** Start of WORKING DATA **

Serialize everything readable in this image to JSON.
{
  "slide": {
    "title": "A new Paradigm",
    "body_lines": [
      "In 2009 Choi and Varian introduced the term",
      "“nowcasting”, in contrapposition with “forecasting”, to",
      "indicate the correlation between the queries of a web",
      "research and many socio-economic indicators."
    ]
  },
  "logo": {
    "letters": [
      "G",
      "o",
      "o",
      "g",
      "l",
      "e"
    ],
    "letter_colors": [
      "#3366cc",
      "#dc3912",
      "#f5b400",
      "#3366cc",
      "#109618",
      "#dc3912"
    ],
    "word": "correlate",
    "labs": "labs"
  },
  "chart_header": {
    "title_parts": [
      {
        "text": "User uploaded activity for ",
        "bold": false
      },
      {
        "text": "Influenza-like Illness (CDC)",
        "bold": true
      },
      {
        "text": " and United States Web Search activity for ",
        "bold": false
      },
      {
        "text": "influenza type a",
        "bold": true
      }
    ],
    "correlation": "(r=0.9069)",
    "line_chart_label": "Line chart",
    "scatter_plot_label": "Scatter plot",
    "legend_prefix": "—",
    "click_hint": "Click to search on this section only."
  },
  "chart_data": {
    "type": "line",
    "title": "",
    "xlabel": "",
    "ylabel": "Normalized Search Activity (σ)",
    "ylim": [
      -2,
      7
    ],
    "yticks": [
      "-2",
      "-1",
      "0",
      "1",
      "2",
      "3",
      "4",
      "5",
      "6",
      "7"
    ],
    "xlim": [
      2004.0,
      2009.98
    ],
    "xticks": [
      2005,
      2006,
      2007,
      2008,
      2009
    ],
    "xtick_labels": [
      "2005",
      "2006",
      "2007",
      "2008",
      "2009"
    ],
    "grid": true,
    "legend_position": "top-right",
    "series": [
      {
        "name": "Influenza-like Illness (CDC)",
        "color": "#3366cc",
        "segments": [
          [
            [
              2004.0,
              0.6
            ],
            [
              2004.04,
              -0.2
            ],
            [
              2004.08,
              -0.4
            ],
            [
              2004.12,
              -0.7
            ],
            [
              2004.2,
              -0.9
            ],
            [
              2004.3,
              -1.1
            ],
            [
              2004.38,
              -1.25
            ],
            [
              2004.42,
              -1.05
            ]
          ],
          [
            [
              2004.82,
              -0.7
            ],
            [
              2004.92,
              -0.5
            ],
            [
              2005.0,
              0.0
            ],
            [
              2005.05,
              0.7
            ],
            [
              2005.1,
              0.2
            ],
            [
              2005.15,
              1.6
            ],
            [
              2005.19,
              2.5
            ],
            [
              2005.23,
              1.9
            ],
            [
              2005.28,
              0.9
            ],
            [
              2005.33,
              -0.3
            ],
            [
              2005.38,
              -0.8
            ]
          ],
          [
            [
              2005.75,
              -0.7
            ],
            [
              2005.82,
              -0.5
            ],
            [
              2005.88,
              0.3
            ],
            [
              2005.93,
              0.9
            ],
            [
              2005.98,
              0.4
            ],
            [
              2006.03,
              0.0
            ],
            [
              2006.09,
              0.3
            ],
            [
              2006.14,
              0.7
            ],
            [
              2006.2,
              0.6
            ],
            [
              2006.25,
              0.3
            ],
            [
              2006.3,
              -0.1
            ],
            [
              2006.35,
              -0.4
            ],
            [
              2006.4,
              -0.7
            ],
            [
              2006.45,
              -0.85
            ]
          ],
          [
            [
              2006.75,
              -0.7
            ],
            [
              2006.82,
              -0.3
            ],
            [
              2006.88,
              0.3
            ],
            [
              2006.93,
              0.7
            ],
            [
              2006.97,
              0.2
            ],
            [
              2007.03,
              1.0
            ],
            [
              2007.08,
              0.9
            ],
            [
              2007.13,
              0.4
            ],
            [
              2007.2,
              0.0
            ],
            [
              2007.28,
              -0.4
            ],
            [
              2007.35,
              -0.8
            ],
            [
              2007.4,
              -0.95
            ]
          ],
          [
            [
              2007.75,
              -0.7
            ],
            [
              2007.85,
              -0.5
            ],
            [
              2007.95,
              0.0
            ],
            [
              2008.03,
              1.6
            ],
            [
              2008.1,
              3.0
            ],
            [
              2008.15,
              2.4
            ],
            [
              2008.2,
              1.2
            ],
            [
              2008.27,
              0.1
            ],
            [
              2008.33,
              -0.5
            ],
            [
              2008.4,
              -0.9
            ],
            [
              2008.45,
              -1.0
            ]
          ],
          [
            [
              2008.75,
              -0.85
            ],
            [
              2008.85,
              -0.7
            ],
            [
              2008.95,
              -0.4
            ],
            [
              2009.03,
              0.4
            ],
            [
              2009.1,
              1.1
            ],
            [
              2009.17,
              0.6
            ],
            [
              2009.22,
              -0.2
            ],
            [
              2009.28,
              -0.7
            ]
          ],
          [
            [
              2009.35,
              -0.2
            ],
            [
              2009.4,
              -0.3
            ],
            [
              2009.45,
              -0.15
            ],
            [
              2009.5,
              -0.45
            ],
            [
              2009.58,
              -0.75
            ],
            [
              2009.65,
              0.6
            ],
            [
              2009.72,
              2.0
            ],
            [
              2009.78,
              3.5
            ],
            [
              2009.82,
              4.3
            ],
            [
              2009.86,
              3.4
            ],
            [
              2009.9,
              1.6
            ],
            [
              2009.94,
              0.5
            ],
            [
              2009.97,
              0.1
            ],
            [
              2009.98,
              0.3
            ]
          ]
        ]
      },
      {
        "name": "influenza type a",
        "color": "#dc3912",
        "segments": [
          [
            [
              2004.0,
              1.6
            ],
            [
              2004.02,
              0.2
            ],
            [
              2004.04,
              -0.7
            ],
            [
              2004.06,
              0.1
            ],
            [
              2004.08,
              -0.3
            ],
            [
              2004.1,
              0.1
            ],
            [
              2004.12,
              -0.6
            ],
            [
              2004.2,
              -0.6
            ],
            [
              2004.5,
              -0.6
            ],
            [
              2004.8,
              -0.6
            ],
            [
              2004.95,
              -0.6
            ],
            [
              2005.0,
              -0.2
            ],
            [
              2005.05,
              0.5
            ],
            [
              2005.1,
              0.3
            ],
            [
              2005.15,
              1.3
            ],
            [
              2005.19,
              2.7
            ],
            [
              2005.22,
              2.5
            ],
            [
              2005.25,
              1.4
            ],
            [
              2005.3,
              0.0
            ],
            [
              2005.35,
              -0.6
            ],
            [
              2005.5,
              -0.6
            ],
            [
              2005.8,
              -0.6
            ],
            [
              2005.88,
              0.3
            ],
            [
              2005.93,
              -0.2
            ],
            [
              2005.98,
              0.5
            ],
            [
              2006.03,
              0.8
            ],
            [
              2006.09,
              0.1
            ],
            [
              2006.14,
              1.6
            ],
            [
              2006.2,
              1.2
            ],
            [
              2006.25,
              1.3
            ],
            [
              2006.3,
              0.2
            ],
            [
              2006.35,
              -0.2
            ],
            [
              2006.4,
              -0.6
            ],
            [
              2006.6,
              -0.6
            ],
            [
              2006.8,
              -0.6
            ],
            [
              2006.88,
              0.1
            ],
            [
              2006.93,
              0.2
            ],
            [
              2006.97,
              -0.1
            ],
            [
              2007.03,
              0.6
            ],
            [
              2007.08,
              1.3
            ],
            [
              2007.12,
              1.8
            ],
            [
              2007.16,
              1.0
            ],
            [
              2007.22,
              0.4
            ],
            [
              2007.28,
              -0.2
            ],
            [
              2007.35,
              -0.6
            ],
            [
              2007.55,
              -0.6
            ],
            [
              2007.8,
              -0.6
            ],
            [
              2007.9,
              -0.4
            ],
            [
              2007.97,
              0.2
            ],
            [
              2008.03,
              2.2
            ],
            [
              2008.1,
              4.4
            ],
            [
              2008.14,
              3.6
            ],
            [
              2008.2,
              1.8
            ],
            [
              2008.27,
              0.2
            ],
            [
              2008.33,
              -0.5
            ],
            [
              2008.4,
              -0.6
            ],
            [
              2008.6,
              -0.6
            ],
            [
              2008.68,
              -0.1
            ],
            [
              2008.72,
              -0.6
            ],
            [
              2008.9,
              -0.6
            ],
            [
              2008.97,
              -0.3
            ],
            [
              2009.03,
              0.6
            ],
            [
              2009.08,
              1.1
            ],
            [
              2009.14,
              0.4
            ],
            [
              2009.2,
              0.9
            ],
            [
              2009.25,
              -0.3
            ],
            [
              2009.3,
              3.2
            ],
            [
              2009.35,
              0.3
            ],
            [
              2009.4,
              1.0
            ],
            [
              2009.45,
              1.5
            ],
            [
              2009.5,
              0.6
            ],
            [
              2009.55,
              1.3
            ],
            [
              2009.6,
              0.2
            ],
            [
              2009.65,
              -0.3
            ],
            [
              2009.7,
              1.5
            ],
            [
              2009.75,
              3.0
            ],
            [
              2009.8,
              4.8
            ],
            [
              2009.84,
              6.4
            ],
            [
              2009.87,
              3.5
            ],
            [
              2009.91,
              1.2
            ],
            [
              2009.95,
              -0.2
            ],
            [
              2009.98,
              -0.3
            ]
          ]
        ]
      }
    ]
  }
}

** End of WORKING DATA **

YOUR TASK: Select, from the listing, all lines that include the word "correlation".

ANSWER TO THIS TASK:
      "indicate the correlation between the queries of a web",
    "correlation": "(r=0.9069)",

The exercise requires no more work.